▶ **TASK TO COMPLETE**
Transcribe each of the records below word for word, changing nothing.

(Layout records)
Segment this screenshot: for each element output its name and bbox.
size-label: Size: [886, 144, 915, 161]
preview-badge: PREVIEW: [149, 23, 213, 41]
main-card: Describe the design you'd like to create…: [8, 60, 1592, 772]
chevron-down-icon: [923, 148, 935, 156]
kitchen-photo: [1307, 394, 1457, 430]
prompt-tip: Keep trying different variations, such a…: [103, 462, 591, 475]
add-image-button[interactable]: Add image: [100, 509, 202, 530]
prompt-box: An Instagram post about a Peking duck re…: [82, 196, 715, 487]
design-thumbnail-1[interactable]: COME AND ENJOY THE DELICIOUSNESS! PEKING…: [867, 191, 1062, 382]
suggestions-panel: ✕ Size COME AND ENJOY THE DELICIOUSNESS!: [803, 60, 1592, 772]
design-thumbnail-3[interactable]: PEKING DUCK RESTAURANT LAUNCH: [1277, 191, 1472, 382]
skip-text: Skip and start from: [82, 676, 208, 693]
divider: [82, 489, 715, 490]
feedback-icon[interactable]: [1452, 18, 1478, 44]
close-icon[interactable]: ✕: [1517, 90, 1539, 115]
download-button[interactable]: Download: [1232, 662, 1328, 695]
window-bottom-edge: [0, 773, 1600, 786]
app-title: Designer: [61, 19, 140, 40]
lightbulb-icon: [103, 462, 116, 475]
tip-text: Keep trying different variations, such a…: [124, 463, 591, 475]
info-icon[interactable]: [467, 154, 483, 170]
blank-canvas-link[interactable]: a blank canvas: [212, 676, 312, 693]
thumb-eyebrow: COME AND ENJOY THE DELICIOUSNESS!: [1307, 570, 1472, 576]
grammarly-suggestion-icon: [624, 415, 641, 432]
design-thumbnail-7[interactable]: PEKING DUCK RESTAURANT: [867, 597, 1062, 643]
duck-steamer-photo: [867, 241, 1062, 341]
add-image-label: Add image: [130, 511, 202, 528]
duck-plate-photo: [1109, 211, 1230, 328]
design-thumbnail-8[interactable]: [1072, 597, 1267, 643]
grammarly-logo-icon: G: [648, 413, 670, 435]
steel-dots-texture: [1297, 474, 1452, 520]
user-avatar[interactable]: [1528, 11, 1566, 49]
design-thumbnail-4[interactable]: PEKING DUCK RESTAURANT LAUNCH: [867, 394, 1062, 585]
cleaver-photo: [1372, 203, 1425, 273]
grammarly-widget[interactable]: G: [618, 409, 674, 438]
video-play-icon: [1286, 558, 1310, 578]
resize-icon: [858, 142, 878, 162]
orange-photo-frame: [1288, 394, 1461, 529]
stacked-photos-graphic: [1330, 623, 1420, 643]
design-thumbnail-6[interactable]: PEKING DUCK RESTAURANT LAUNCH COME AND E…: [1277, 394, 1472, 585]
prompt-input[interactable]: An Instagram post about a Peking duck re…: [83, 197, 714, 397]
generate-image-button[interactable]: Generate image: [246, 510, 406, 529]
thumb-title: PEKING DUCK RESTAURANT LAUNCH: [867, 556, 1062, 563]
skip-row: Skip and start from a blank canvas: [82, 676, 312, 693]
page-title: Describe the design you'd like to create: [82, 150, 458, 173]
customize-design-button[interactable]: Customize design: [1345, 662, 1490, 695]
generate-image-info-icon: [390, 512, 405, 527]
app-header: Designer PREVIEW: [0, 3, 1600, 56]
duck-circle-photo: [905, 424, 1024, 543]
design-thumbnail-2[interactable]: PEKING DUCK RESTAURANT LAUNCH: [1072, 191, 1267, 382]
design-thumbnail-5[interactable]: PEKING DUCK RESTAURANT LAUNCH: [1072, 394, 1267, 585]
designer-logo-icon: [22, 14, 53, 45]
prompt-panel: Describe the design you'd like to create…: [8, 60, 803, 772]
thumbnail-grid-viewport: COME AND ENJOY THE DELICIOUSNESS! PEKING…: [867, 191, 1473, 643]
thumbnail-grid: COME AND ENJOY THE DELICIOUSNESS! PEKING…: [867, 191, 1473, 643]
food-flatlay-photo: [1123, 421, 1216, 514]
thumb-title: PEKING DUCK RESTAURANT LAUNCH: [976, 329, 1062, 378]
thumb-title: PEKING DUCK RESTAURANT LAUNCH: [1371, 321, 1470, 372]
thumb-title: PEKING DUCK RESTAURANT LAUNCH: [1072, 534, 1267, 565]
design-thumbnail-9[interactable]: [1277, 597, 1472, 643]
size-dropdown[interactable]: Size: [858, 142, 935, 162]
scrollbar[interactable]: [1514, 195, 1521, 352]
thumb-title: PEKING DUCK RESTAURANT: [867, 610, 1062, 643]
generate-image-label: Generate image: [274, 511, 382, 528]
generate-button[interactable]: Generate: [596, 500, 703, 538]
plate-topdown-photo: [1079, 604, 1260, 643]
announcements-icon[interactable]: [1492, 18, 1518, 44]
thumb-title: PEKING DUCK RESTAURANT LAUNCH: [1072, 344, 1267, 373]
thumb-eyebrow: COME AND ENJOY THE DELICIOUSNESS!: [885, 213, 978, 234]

▶ **PROBLEM SOLUTION**
Segment this screenshot: for each element output its name and bbox.
size-label: Size: [886, 144, 915, 161]
preview-badge: PREVIEW: [149, 23, 213, 41]
main-card: Describe the design you'd like to create…: [8, 60, 1592, 772]
chevron-down-icon: [923, 148, 935, 156]
kitchen-photo: [1307, 394, 1457, 430]
prompt-tip: Keep trying different variations, such a…: [103, 462, 591, 475]
add-image-button[interactable]: Add image: [100, 509, 202, 530]
prompt-box: An Instagram post about a Peking duck re…: [82, 196, 715, 487]
design-thumbnail-1[interactable]: COME AND ENJOY THE DELICIOUSNESS! PEKING…: [867, 191, 1062, 382]
suggestions-panel: ✕ Size COME AND ENJOY THE DELICIOUSNESS!: [803, 60, 1592, 772]
design-thumbnail-3[interactable]: PEKING DUCK RESTAURANT LAUNCH: [1277, 191, 1472, 382]
skip-text: Skip and start from: [82, 676, 208, 693]
divider: [82, 489, 715, 490]
feedback-icon[interactable]: [1452, 18, 1478, 44]
close-icon[interactable]: ✕: [1517, 90, 1539, 115]
download-button[interactable]: Download: [1232, 662, 1328, 695]
window-bottom-edge: [0, 773, 1600, 786]
app-title: Designer: [61, 19, 140, 40]
lightbulb-icon: [103, 462, 116, 475]
tip-text: Keep trying different variations, such a…: [124, 463, 591, 475]
info-icon[interactable]: [467, 154, 483, 170]
blank-canvas-link[interactable]: a blank canvas: [212, 676, 312, 693]
thumb-eyebrow: COME AND ENJOY THE DELICIOUSNESS!: [1307, 570, 1472, 576]
grammarly-suggestion-icon: [624, 415, 641, 432]
design-thumbnail-7[interactable]: PEKING DUCK RESTAURANT: [867, 597, 1062, 643]
duck-steamer-photo: [867, 241, 1062, 341]
add-image-label: Add image: [130, 511, 202, 528]
duck-plate-photo: [1109, 211, 1230, 328]
design-thumbnail-8[interactable]: [1072, 597, 1267, 643]
grammarly-logo-icon: G: [648, 413, 670, 435]
steel-dots-texture: [1297, 474, 1452, 520]
user-avatar[interactable]: [1528, 11, 1566, 49]
design-thumbnail-4[interactable]: PEKING DUCK RESTAURANT LAUNCH: [867, 394, 1062, 585]
cleaver-photo: [1372, 203, 1425, 273]
grammarly-widget[interactable]: G: [618, 409, 674, 438]
video-play-icon: [1286, 558, 1310, 578]
resize-icon: [858, 142, 878, 162]
orange-photo-frame: [1288, 394, 1461, 529]
stacked-photos-graphic: [1330, 623, 1420, 643]
design-thumbnail-6[interactable]: PEKING DUCK RESTAURANT LAUNCH COME AND E…: [1277, 394, 1472, 585]
prompt-input[interactable]: An Instagram post about a Peking duck re…: [83, 197, 714, 397]
generate-image-button[interactable]: Generate image: [246, 510, 406, 529]
thumb-title: PEKING DUCK RESTAURANT LAUNCH: [867, 556, 1062, 563]
skip-row: Skip and start from a blank canvas: [82, 676, 312, 693]
page-title: Describe the design you'd like to create: [82, 150, 458, 173]
customize-design-button[interactable]: Customize design: [1345, 662, 1490, 695]
generate-image-info-icon: [390, 512, 405, 527]
app-header: Designer PREVIEW: [0, 3, 1600, 56]
duck-circle-photo: [905, 424, 1024, 543]
design-thumbnail-2[interactable]: PEKING DUCK RESTAURANT LAUNCH: [1072, 191, 1267, 382]
design-thumbnail-5[interactable]: PEKING DUCK RESTAURANT LAUNCH: [1072, 394, 1267, 585]
designer-logo-icon: [22, 14, 53, 45]
prompt-panel: Describe the design you'd like to create…: [8, 60, 803, 772]
thumbnail-grid-viewport: COME AND ENJOY THE DELICIOUSNESS! PEKING…: [867, 191, 1473, 643]
thumbnail-grid: COME AND ENJOY THE DELICIOUSNESS! PEKING…: [867, 191, 1473, 643]
food-flatlay-photo: [1123, 421, 1216, 514]
thumb-title: PEKING DUCK RESTAURANT LAUNCH: [976, 329, 1062, 378]
thumb-title: PEKING DUCK RESTAURANT LAUNCH: [1371, 321, 1470, 372]
thumb-title: PEKING DUCK RESTAURANT LAUNCH: [1072, 534, 1267, 565]
design-thumbnail-9[interactable]: [1277, 597, 1472, 643]
size-dropdown[interactable]: Size: [858, 142, 935, 162]
scrollbar[interactable]: [1514, 195, 1521, 352]
thumb-title: PEKING DUCK RESTAURANT: [867, 610, 1062, 643]
generate-image-label: Generate image: [274, 511, 382, 528]
generate-button[interactable]: Generate: [596, 500, 703, 538]
plate-topdown-photo: [1079, 604, 1260, 643]
announcements-icon[interactable]: [1492, 18, 1518, 44]
thumb-title: PEKING DUCK RESTAURANT LAUNCH: [1072, 344, 1267, 373]
thumb-eyebrow: COME AND ENJOY THE DELICIOUSNESS!: [885, 213, 978, 234]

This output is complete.